Given problem ▸
Extract every entry word for word.

━━ Record extracts

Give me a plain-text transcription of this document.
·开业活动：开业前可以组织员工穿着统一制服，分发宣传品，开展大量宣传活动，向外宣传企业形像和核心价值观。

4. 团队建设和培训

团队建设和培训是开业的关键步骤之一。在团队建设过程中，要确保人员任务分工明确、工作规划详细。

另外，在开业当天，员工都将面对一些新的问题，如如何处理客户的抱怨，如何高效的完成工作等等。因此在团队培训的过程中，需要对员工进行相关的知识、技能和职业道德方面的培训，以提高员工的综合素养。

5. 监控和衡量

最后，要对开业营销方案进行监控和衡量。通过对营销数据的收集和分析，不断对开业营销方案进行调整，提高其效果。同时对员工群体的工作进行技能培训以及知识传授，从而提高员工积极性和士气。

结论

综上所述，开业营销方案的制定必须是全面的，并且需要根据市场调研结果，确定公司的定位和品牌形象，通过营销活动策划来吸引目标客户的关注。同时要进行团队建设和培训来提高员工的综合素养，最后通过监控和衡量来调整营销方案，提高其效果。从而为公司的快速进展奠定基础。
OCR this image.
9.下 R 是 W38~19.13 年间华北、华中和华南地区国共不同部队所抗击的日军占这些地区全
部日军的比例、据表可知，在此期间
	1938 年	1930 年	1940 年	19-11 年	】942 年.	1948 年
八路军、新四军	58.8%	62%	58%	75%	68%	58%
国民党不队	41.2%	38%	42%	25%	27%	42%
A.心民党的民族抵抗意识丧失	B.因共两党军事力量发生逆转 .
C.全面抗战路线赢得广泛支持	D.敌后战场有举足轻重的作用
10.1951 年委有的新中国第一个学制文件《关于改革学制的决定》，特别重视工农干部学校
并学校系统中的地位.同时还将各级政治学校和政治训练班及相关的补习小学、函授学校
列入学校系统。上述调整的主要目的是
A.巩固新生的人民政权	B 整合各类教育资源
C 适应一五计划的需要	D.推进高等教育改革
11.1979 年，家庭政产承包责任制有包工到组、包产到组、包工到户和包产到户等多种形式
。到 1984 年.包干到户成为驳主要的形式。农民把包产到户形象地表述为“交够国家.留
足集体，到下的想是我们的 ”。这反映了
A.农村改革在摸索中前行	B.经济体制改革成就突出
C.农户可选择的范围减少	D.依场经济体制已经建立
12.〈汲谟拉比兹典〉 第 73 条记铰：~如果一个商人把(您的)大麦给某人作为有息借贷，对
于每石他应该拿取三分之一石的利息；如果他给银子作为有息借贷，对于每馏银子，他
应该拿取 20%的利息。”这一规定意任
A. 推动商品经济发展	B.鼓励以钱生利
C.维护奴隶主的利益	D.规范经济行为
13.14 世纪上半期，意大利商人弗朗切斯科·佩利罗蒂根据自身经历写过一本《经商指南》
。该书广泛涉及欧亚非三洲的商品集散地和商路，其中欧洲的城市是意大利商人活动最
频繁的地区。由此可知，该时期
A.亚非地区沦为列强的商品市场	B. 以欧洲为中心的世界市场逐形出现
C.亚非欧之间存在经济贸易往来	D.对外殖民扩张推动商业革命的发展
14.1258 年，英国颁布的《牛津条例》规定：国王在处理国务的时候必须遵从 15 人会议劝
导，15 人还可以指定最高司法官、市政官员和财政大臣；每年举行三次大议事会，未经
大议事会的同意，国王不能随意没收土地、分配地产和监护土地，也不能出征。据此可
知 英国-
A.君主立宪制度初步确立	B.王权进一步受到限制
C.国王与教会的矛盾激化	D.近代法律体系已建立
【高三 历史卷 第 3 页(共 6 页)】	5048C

━━━━

The reply ▸
Give me a plain-text transcription of this document.
·开业活动：开业前可以组织员工穿着统一制服，分发宣传品，开展大量宣传活动，向外宣传企业形像和核心价值观。

4. 团队建设和培训

团队建设和培训是开业的关键步骤之一。在团队建设过程中，要确保人员任务分工明确、工作规划详细。

另外，在开业当天，员工都将面对一些新的问题，如如何处理客户的抱怨，如何高效的完成工作等等。因此在团队培训的过程中，需要对员工进行相关的知识、技能和职业道德方面的培训，以提高员工的综合素养。

5. 监控和衡量

最后，要对开业营销方案进行监控和衡量。通过对营销数据的收集和分析，不断对开业营销方案进行调整，提高其效果。同时对员工群体的工作进行技能培训以及知识传授，从而提高员工积极性和士气。

结论

综上所述，开业营销方案的制定必须是全面的，并且需要根据市场调研结果，确定公司的定位和品牌形象，通过营销活动策划来吸引目标客户的关注。同时要进行团队建设和培训来提高员工的综合素养，最后通过监控和衡量来调整营销方案，提高其效果。从而为公司的快速进展奠定基础。
OCR this image.
9.下 R 是 W38~19.13 年间华北、华中和华南地区国共不同部队所抗击的日军占这些地区全
部日军的比例、据表可知，在此期间
	1938 年	1930 年	1940 年	19-11 年	】942 年.	1948 年
八路军、新四军	58.8%	62%	58%	75%	68%	58%
国民党不队	41.2%	38%	42%	25%	27%	42%
A.心民党的民族抵抗意识丧失	B.因共两党军事力量发生逆转 .
C.全面抗战路线赢得广泛支持	D.敌后战场有举足轻重的作用
10.1951 年委有的新中国第一个学制文件《关于改革学制的决定》，特别重视工农干部学校
并学校系统中的地位.同时还将各级政治学校和政治训练班及相关的补习小学、函授学校
列入学校系统。上述调整的主要目的是
A.巩固新生的人民政权	B 整合各类教育资源
C 适应一五计划的需要	D.推进高等教育改革
11.1979 年，家庭政产承包责任制有包工到组、包产到组、包工到户和包产到户等多种形式
。到 1984 年.包干到户成为驳主要的形式。农民把包产到户形象地表述为“交够国家.留
足集体，到下的想是我们的 ”。这反映了
A.农村改革在摸索中前行	B.经济体制改革成就突出
C.农户可选择的范围减少	D.依场经济体制已经建立
12.〈汲谟拉比兹典〉 第 73 条记铰：~如果一个商人把(您的)大麦给某人作为有息借贷，对
于每石他应该拿取三分之一石的利息；如果他给银子作为有息借贷，对于每馏银子，他
应该拿取 20%的利息。”这一规定意任
A. 推动商品经济发展	B.鼓励以钱生利
C.维护奴隶主的利益	D.规范经济行为
13.14 世纪上半期，意大利商人弗朗切斯科·佩利罗蒂根据自身经历写过一本《经商指南》
。该书广泛涉及欧亚非三洲的商品集散地和商路，其中欧洲的城市是意大利商人活动最
频繁的地区。由此可知，该时期
A.亚非地区沦为列强的商品市场	B. 以欧洲为中心的世界市场逐形出现
C.亚非欧之间存在经济贸易往来	D.对外殖民扩张推动商业革命的发展
14.1258 年，英国颁布的《牛津条例》规定：国王在处理国务的时候必须遵从 15 人会议劝
导，15 人还可以指定最高司法官、市政官员和财政大臣；每年举行三次大议事会，未经
大议事会的同意，国王不能随意没收土地、分配地产和监护土地，也不能出征。据此可
知 英国-
A.君主立宪制度初步确立	B.王权进一步受到限制
C.国王与教会的矛盾激化	D.近代法律体系已建立
【高三 历史卷 第 3 页(共 6 页)】	5048C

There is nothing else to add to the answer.